----- MATERIAL TO PROCESS

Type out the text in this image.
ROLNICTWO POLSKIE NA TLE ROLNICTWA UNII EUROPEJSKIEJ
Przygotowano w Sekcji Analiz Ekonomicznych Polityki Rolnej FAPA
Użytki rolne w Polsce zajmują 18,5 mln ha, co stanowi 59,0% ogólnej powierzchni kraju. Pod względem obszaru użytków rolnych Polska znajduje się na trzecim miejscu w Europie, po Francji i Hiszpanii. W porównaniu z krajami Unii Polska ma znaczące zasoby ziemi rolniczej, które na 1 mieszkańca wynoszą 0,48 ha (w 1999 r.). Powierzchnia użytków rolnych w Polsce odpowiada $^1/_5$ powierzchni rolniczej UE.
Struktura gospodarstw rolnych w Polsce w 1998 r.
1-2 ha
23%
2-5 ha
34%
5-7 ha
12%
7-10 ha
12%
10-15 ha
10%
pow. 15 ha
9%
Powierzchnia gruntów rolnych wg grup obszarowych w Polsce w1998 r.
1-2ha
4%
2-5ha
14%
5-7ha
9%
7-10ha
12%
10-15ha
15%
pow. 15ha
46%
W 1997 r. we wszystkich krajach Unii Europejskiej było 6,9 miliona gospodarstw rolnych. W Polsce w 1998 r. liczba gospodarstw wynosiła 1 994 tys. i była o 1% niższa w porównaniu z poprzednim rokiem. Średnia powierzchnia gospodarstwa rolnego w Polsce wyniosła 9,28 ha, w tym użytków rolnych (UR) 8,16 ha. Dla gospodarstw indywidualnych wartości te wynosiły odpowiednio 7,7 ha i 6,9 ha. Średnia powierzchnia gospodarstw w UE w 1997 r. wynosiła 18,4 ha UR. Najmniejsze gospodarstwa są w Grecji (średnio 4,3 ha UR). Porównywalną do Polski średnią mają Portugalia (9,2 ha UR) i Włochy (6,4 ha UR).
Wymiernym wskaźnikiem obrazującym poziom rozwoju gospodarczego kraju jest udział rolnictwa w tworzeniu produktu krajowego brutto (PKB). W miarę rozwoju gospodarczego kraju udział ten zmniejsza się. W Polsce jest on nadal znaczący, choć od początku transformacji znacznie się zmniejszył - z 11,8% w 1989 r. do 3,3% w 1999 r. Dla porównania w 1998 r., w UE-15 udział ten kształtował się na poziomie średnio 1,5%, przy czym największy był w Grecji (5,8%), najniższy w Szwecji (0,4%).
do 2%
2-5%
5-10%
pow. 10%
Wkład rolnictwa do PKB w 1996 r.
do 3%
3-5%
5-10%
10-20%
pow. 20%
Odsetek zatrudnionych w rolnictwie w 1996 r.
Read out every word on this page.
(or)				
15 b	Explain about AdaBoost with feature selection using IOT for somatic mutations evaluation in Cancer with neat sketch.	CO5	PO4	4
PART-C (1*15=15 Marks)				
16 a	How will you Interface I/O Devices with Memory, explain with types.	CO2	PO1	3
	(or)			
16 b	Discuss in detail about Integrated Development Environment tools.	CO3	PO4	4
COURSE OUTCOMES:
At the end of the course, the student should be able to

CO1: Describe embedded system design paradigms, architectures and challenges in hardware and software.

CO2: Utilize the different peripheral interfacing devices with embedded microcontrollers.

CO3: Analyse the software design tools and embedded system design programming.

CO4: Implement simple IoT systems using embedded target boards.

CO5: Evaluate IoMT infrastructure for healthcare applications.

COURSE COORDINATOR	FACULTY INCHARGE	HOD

----------

- **TASK TO COMPLETE**
Repeat each entry word for word.

- **RESPONSE FOR THIS EXERCISE**
Type out the text in this image.
ROLNICTWO POLSKIE NA TLE ROLNICTWA UNII EUROPEJSKIEJ
Przygotowano w Sekcji Analiz Ekonomicznych Polityki Rolnej FAPA
Użytki rolne w Polsce zajmują 18,5 mln ha, co stanowi 59,0% ogólnej powierzchni kraju. Pod względem obszaru użytków rolnych Polska znajduje się na trzecim miejscu w Europie, po Francji i Hiszpanii. W porównaniu z krajami Unii Polska ma znaczące zasoby ziemi rolniczej, które na 1 mieszkańca wynoszą 0,48 ha (w 1999 r.). Powierzchnia użytków rolnych w Polsce odpowiada $^1/_5$ powierzchni rolniczej UE.
Struktura gospodarstw rolnych w Polsce w 1998 r.
1-2 ha
23%
2-5 ha
34%
5-7 ha
12%
7-10 ha
12%
10-15 ha
10%
pow. 15 ha
9%
Powierzchnia gruntów rolnych wg grup obszarowych w Polsce w1998 r.
1-2ha
4%
2-5ha
14%
5-7ha
9%
7-10ha
12%
10-15ha
15%
pow. 15ha
46%
W 1997 r. we wszystkich krajach Unii Europejskiej było 6,9 miliona gospodarstw rolnych. W Polsce w 1998 r. liczba gospodarstw wynosiła 1 994 tys. i była o 1% niższa w porównaniu z poprzednim rokiem. Średnia powierzchnia gospodarstwa rolnego w Polsce wyniosła 9,28 ha, w tym użytków rolnych (UR) 8,16 ha. Dla gospodarstw indywidualnych wartości te wynosiły odpowiednio 7,7 ha i 6,9 ha. Średnia powierzchnia gospodarstw w UE w 1997 r. wynosiła 18,4 ha UR. Najmniejsze gospodarstwa są w Grecji (średnio 4,3 ha UR). Porównywalną do Polski średnią mają Portugalia (9,2 ha UR) i Włochy (6,4 ha UR).
Wymiernym wskaźnikiem obrazującym poziom rozwoju gospodarczego kraju jest udział rolnictwa w tworzeniu produktu krajowego brutto (PKB). W miarę rozwoju gospodarczego kraju udział ten zmniejsza się. W Polsce jest on nadal znaczący, choć od początku transformacji znacznie się zmniejszył - z 11,8% w 1989 r. do 3,3% w 1999 r. Dla porównania w 1998 r., w UE-15 udział ten kształtował się na poziomie średnio 1,5%, przy czym największy był w Grecji (5,8%), najniższy w Szwecji (0,4%).
do 2%
2-5%
5-10%
pow. 10%
Wkład rolnictwa do PKB w 1996 r.
do 3%
3-5%
5-10%
10-20%
pow. 20%
Odsetek zatrudnionych w rolnictwie w 1996 r.
Read out every word on this page.
(or)				
15 b	Explain about AdaBoost with feature selection using IOT for somatic mutations evaluation in Cancer with neat sketch.	CO5	PO4	4
PART-C (1*15=15 Marks)				
16 a	How will you Interface I/O Devices with Memory, explain with types.	CO2	PO1	3
	(or)			
16 b	Discuss in detail about Integrated Development Environment tools.	CO3	PO4	4
COURSE OUTCOMES:
At the end of the course, the student should be able to

CO1: Describe embedded system design paradigms, architectures and challenges in hardware and software.

CO2: Utilize the different peripheral interfacing devices with embedded microcontrollers.

CO3: Analyse the software design tools and embedded system design programming.

CO4: Implement simple IoT systems using embedded target boards.

CO5: Evaluate IoMT infrastructure for healthcare applications.

COURSE COORDINATOR	FACULTY INCHARGE	HOD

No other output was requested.